*WRITTEN PROBLEM:*
Take all the material and copy it exactly.

*MATERIAL SUPPLIED:*

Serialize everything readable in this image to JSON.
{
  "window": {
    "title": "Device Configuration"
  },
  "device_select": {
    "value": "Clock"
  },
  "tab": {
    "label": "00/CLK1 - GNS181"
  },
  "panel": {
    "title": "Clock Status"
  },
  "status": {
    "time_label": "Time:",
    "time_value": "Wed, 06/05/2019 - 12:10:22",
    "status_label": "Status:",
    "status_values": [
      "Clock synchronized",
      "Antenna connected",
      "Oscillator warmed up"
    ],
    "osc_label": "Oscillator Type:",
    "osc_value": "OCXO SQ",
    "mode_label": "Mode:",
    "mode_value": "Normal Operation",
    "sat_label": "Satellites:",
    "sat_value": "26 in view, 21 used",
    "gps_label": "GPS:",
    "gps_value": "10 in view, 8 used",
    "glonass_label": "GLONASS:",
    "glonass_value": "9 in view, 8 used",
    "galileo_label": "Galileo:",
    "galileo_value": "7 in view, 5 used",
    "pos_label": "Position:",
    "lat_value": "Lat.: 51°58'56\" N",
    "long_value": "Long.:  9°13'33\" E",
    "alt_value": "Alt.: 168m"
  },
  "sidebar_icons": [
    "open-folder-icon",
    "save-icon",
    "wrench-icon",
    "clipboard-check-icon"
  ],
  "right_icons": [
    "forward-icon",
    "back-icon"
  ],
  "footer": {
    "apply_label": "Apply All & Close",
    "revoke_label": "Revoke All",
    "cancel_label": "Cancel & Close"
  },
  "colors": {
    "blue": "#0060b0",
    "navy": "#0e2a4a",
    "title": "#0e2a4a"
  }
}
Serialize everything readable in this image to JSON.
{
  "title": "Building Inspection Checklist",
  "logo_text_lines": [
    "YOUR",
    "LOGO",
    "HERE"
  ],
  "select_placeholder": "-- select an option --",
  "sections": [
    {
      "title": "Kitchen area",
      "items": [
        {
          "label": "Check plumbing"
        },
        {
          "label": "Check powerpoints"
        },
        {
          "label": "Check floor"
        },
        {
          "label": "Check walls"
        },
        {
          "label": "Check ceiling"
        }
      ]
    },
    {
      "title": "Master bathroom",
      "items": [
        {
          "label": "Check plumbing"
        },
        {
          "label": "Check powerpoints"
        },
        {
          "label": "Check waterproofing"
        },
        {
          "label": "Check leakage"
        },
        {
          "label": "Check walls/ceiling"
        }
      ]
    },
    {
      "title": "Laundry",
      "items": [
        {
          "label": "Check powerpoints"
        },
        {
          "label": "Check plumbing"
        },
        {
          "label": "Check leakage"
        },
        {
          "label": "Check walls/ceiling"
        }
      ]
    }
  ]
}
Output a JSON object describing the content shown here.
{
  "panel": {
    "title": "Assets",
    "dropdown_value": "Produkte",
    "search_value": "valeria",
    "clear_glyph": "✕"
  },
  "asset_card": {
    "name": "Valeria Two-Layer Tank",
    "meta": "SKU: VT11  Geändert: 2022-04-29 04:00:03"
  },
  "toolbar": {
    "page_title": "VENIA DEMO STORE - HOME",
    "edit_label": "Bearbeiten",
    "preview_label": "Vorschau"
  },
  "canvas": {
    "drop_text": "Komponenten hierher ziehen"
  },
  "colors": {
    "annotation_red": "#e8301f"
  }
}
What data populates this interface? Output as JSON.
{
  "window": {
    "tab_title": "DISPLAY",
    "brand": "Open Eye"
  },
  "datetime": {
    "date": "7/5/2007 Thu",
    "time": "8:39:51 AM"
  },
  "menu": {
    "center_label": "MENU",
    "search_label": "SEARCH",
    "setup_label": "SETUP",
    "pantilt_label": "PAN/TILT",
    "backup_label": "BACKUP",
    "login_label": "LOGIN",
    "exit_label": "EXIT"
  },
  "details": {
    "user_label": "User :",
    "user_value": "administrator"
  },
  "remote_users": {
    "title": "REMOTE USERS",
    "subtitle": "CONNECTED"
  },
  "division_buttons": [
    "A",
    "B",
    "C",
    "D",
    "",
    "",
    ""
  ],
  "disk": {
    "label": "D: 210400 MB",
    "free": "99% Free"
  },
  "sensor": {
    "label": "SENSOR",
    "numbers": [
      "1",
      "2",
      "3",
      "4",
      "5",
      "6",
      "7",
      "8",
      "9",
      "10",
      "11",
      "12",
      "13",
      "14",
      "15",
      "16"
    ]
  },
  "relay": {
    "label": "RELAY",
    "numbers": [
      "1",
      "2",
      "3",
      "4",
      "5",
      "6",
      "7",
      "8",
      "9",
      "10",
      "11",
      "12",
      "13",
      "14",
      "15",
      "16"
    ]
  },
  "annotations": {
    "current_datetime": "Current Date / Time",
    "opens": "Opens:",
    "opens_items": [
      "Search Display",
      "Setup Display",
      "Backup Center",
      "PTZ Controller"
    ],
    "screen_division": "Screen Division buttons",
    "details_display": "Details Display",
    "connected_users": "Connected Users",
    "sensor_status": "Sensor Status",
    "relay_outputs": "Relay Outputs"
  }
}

*ANSWER BELOW:*
Serialize everything readable in this image to JSON.
{
  "window": {
    "title": "Device Configuration"
  },
  "device_select": {
    "value": "Clock"
  },
  "tab": {
    "label": "00/CLK1 - GNS181"
  },
  "panel": {
    "title": "Clock Status"
  },
  "status": {
    "time_label": "Time:",
    "time_value": "Wed, 06/05/2019 - 12:10:22",
    "status_label": "Status:",
    "status_values": [
      "Clock synchronized",
      "Antenna connected",
      "Oscillator warmed up"
    ],
    "osc_label": "Oscillator Type:",
    "osc_value": "OCXO SQ",
    "mode_label": "Mode:",
    "mode_value": "Normal Operation",
    "sat_label": "Satellites:",
    "sat_value": "26 in view, 21 used",
    "gps_label": "GPS:",
    "gps_value": "10 in view, 8 used",
    "glonass_label": "GLONASS:",
    "glonass_value": "9 in view, 8 used",
    "galileo_label": "Galileo:",
    "galileo_value": "7 in view, 5 used",
    "pos_label": "Position:",
    "lat_value": "Lat.: 51°58'56\" N",
    "long_value": "Long.:  9°13'33\" E",
    "alt_value": "Alt.: 168m"
  },
  "sidebar_icons": [
    "open-folder-icon",
    "save-icon",
    "wrench-icon",
    "clipboard-check-icon"
  ],
  "right_icons": [
    "forward-icon",
    "back-icon"
  ],
  "footer": {
    "apply_label": "Apply All & Close",
    "revoke_label": "Revoke All",
    "cancel_label": "Cancel & Close"
  },
  "colors": {
    "blue": "#0060b0",
    "navy": "#0e2a4a",
    "title": "#0e2a4a"
  }
}
Serialize everything readable in this image to JSON.
{
  "title": "Building Inspection Checklist",
  "logo_text_lines": [
    "YOUR",
    "LOGO",
    "HERE"
  ],
  "select_placeholder": "-- select an option --",
  "sections": [
    {
      "title": "Kitchen area",
      "items": [
        {
          "label": "Check plumbing"
        },
        {
          "label": "Check powerpoints"
        },
        {
          "label": "Check floor"
        },
        {
          "label": "Check walls"
        },
        {
          "label": "Check ceiling"
        }
      ]
    },
    {
      "title": "Master bathroom",
      "items": [
        {
          "label": "Check plumbing"
        },
        {
          "label": "Check powerpoints"
        },
        {
          "label": "Check waterproofing"
        },
        {
          "label": "Check leakage"
        },
        {
          "label": "Check walls/ceiling"
        }
      ]
    },
    {
      "title": "Laundry",
      "items": [
        {
          "label": "Check powerpoints"
        },
        {
          "label": "Check plumbing"
        },
        {
          "label": "Check leakage"
        },
        {
          "label": "Check walls/ceiling"
        }
      ]
    }
  ]
}
Output a JSON object describing the content shown here.
{
  "panel": {
    "title": "Assets",
    "dropdown_value": "Produkte",
    "search_value": "valeria",
    "clear_glyph": "✕"
  },
  "asset_card": {
    "name": "Valeria Two-Layer Tank",
    "meta": "SKU: VT11  Geändert: 2022-04-29 04:00:03"
  },
  "toolbar": {
    "page_title": "VENIA DEMO STORE - HOME",
    "edit_label": "Bearbeiten",
    "preview_label": "Vorschau"
  },
  "canvas": {
    "drop_text": "Komponenten hierher ziehen"
  },
  "colors": {
    "annotation_red": "#e8301f"
  }
}
What data populates this interface? Output as JSON.
{
  "window": {
    "tab_title": "DISPLAY",
    "brand": "Open Eye"
  },
  "datetime": {
    "date": "7/5/2007 Thu",
    "time": "8:39:51 AM"
  },
  "menu": {
    "center_label": "MENU",
    "search_label": "SEARCH",
    "setup_label": "SETUP",
    "pantilt_label": "PAN/TILT",
    "backup_label": "BACKUP",
    "login_label": "LOGIN",
    "exit_label": "EXIT"
  },
  "details": {
    "user_label": "User :",
    "user_value": "administrator"
  },
  "remote_users": {
    "title": "REMOTE USERS",
    "subtitle": "CONNECTED"
  },
  "division_buttons": [
    "A",
    "B",
    "C",
    "D",
    "",
    "",
    ""
  ],
  "disk": {
    "label": "D: 210400 MB",
    "free": "99% Free"
  },
  "sensor": {
    "label": "SENSOR",
    "numbers": [
      "1",
      "2",
      "3",
      "4",
      "5",
      "6",
      "7",
      "8",
      "9",
      "10",
      "11",
      "12",
      "13",
      "14",
      "15",
      "16"
    ]
  },
  "relay": {
    "label": "RELAY",
    "numbers": [
      "1",
      "2",
      "3",
      "4",
      "5",
      "6",
      "7",
      "8",
      "9",
      "10",
      "11",
      "12",
      "13",
      "14",
      "15",
      "16"
    ]
  },
  "annotations": {
    "current_datetime": "Current Date / Time",
    "opens": "Opens:",
    "opens_items": [
      "Search Display",
      "Setup Display",
      "Backup Center",
      "PTZ Controller"
    ],
    "screen_division": "Screen Division buttons",
    "details_display": "Details Display",
    "connected_users": "Connected Users",
    "sensor_status": "Sensor Status",
    "relay_outputs": "Relay Outputs"
  }
}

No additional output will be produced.